### YOUR OBJECTIVE:
In your copy, leave out the pictures; write out all the data exactly.

* Start SUPPLIED INFORMATION *

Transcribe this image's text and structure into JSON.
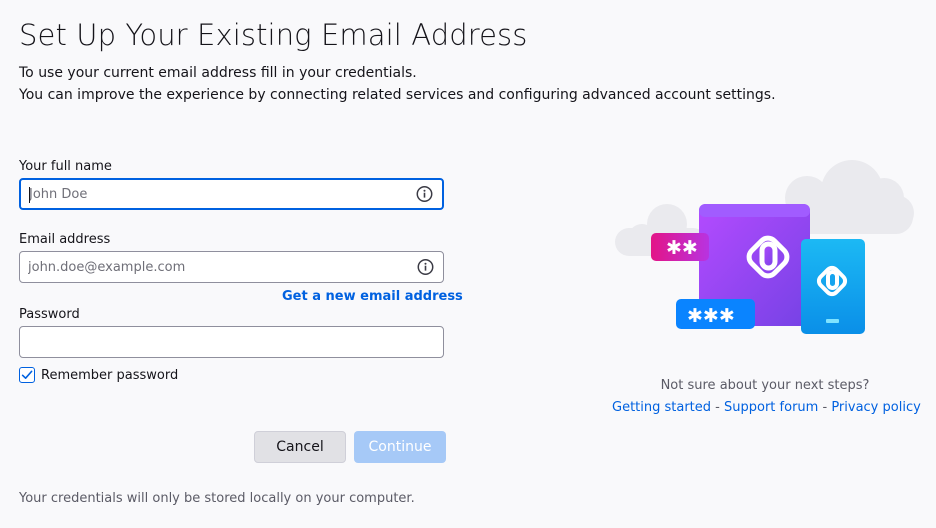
{
  "header": {
    "title": "Set Up Your Existing Email Address",
    "description_line1": "To use your current email address fill in your credentials.",
    "description_line2": "You can improve the experience by connecting related services and configuring advanced account settings."
  },
  "form": {
    "full_name": {
      "label": "Your full name",
      "placeholder": "John Doe",
      "value": ""
    },
    "email": {
      "label": "Email address",
      "placeholder": "john.doe@example.com",
      "value": "",
      "new_address_link": "Get a new email address"
    },
    "password": {
      "label": "Password",
      "value": ""
    },
    "remember_password": {
      "label": "Remember password",
      "checked": true
    },
    "buttons": {
      "cancel": "Cancel",
      "continue": "Continue"
    },
    "footer_note": "Your credentials will only be stored locally on your computer."
  },
  "help": {
    "question": "Not sure about your next steps?",
    "links": {
      "getting_started": "Getting started",
      "support_forum": "Support forum",
      "privacy_policy": "Privacy policy",
      "separator": "-"
    }
  },
  "icons": {
    "field_info": "info-icon",
    "checkbox_mark": "checkmark-icon",
    "illustration": "account-setup-illustration"
  },
  "colors": {
    "accent": "#0061e0",
    "continue_disabled": "#a6c9f7",
    "illustration_purple": "#9059ff",
    "illustration_blue": "#00b3f4",
    "illustration_pink": "#e31587"
  }
}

* End SUPPLIED INFORMATION *

### CORRECT RESPONSE:
Transcribe this image's text and structure into JSON.
{
  "header": {
    "title": "Set Up Your Existing Email Address",
    "description_line1": "To use your current email address fill in your credentials.",
    "description_line2": "You can improve the experience by connecting related services and configuring advanced account settings."
  },
  "form": {
    "full_name": {
      "label": "Your full name",
      "placeholder": "John Doe",
      "value": ""
    },
    "email": {
      "label": "Email address",
      "placeholder": "john.doe@example.com",
      "value": "",
      "new_address_link": "Get a new email address"
    },
    "password": {
      "label": "Password",
      "value": ""
    },
    "remember_password": {
      "label": "Remember password",
      "checked": true
    },
    "buttons": {
      "cancel": "Cancel",
      "continue": "Continue"
    },
    "footer_note": "Your credentials will only be stored locally on your computer."
  },
  "help": {
    "question": "Not sure about your next steps?",
    "links": {
      "getting_started": "Getting started",
      "support_forum": "Support forum",
      "privacy_policy": "Privacy policy",
      "separator": "-"
    }
  },
  "icons": {
    "field_info": "info-icon",
    "checkbox_mark": "checkmark-icon",
    "illustration": "account-setup-illustration"
  },
  "colors": {
    "accent": "#0061e0",
    "continue_disabled": "#a6c9f7",
    "illustration_purple": "#9059ff",
    "illustration_blue": "#00b3f4",
    "illustration_pink": "#e31587"
  }
}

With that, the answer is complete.